Aim ▸ Search the material for the word "this" and report each line where it turns up.

[Stored records]
◆ ◆ ◆ ◆ ◆ ◆ ◆

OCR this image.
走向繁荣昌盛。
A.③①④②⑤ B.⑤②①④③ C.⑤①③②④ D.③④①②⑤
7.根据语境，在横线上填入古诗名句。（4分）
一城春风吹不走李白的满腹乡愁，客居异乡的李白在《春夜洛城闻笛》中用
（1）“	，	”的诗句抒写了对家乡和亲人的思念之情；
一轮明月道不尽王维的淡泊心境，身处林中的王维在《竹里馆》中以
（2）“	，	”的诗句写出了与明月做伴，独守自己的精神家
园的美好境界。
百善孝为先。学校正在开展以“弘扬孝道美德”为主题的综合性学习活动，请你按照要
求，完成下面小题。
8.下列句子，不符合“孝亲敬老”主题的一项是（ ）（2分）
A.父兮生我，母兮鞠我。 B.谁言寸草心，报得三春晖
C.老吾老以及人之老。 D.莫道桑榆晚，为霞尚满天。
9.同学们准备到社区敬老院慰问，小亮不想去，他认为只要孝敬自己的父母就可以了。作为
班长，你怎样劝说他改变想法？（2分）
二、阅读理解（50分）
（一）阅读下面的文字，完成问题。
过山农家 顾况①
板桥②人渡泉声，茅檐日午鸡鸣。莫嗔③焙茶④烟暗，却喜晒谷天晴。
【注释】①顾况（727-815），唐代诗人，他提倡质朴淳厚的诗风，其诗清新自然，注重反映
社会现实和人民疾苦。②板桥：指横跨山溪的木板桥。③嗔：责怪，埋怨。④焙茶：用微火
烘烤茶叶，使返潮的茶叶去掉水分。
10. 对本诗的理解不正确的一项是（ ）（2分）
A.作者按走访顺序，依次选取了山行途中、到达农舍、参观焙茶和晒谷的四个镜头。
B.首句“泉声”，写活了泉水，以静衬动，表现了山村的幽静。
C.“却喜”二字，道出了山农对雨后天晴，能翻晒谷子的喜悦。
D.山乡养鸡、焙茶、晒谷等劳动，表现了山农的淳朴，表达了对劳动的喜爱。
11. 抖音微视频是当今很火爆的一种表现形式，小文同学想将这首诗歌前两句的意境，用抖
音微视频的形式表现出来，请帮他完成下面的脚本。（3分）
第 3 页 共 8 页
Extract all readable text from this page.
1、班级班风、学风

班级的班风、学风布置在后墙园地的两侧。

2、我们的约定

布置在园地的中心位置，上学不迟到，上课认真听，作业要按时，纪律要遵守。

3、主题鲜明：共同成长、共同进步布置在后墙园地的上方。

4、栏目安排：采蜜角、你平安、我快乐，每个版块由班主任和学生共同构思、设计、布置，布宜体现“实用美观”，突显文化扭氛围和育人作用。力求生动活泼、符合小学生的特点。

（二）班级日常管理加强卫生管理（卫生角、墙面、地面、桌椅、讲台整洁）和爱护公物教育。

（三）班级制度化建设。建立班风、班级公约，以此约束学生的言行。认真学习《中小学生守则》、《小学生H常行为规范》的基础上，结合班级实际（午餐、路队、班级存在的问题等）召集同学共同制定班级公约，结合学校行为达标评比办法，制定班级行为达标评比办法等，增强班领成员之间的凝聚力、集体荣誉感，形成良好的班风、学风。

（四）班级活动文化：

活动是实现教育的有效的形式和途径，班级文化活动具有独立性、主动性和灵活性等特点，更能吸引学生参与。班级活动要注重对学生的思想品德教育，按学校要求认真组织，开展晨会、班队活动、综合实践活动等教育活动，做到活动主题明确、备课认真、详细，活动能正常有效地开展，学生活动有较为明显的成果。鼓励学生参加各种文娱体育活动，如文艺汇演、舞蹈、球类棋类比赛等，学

◆ ◆ ◆ ◆ ◆ ◆ ◆

Result of the task ▸
OCR this image.
Extract all readable text from this page.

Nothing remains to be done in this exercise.